• Instruction:
Reproduce the records below exactly as given.

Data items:

────

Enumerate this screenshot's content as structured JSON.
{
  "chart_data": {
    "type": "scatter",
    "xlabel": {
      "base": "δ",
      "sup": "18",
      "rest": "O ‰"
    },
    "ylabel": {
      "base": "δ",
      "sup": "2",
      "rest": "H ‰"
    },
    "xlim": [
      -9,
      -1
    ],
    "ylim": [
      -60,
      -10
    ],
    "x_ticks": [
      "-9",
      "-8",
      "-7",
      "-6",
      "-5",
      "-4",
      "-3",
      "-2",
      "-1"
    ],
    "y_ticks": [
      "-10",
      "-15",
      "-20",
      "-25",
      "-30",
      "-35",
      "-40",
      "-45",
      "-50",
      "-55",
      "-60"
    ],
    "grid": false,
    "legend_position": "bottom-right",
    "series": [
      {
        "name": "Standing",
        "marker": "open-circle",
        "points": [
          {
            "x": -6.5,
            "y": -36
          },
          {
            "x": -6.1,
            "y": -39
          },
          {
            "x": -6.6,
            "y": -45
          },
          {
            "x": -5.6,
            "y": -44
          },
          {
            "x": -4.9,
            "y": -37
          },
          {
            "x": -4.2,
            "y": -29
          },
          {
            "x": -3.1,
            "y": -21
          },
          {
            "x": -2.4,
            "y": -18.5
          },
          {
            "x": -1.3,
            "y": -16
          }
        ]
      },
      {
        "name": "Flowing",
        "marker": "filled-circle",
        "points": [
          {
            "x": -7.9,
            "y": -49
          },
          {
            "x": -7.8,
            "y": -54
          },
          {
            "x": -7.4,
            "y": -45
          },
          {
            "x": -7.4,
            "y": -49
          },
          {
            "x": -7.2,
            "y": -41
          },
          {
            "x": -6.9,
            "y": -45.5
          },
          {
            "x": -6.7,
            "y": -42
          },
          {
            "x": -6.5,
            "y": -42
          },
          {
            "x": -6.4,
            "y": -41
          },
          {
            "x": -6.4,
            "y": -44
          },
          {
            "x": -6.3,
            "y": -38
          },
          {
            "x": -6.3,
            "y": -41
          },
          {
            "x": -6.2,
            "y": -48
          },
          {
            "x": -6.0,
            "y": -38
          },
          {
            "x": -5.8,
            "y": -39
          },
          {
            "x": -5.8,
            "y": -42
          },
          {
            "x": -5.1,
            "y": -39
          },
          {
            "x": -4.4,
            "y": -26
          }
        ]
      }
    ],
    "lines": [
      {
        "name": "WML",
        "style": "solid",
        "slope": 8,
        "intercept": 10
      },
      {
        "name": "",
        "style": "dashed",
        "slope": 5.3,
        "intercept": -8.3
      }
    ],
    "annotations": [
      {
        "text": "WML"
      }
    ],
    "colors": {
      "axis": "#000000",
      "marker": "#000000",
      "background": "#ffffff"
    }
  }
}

────

• Exercise response:
Enumerate this screenshot's content as structured JSON.
{
  "chart_data": {
    "type": "scatter",
    "xlabel": {
      "base": "δ",
      "sup": "18",
      "rest": "O ‰"
    },
    "ylabel": {
      "base": "δ",
      "sup": "2",
      "rest": "H ‰"
    },
    "xlim": [
      -9,
      -1
    ],
    "ylim": [
      -60,
      -10
    ],
    "x_ticks": [
      "-9",
      "-8",
      "-7",
      "-6",
      "-5",
      "-4",
      "-3",
      "-2",
      "-1"
    ],
    "y_ticks": [
      "-10",
      "-15",
      "-20",
      "-25",
      "-30",
      "-35",
      "-40",
      "-45",
      "-50",
      "-55",
      "-60"
    ],
    "grid": false,
    "legend_position": "bottom-right",
    "series": [
      {
        "name": "Standing",
        "marker": "open-circle",
        "points": [
          {
            "x": -6.5,
            "y": -36
          },
          {
            "x": -6.1,
            "y": -39
          },
          {
            "x": -6.6,
            "y": -45
          },
          {
            "x": -5.6,
            "y": -44
          },
          {
            "x": -4.9,
            "y": -37
          },
          {
            "x": -4.2,
            "y": -29
          },
          {
            "x": -3.1,
            "y": -21
          },
          {
            "x": -2.4,
            "y": -18.5
          },
          {
            "x": -1.3,
            "y": -16
          }
        ]
      },
      {
        "name": "Flowing",
        "marker": "filled-circle",
        "points": [
          {
            "x": -7.9,
            "y": -49
          },
          {
            "x": -7.8,
            "y": -54
          },
          {
            "x": -7.4,
            "y": -45
          },
          {
            "x": -7.4,
            "y": -49
          },
          {
            "x": -7.2,
            "y": -41
          },
          {
            "x": -6.9,
            "y": -45.5
          },
          {
            "x": -6.7,
            "y": -42
          },
          {
            "x": -6.5,
            "y": -42
          },
          {
            "x": -6.4,
            "y": -41
          },
          {
            "x": -6.4,
            "y": -44
          },
          {
            "x": -6.3,
            "y": -38
          },
          {
            "x": -6.3,
            "y": -41
          },
          {
            "x": -6.2,
            "y": -48
          },
          {
            "x": -6.0,
            "y": -38
          },
          {
            "x": -5.8,
            "y": -39
          },
          {
            "x": -5.8,
            "y": -42
          },
          {
            "x": -5.1,
            "y": -39
          },
          {
            "x": -4.4,
            "y": -26
          }
        ]
      }
    ],
    "lines": [
      {
        "name": "WML",
        "style": "solid",
        "slope": 8,
        "intercept": 10
      },
      {
        "name": "",
        "style": "dashed",
        "slope": 5.3,
        "intercept": -8.3
      }
    ],
    "annotations": [
      {
        "text": "WML"
      }
    ],
    "colors": {
      "axis": "#000000",
      "marker": "#000000",
      "background": "#ffffff"
    }
  }
}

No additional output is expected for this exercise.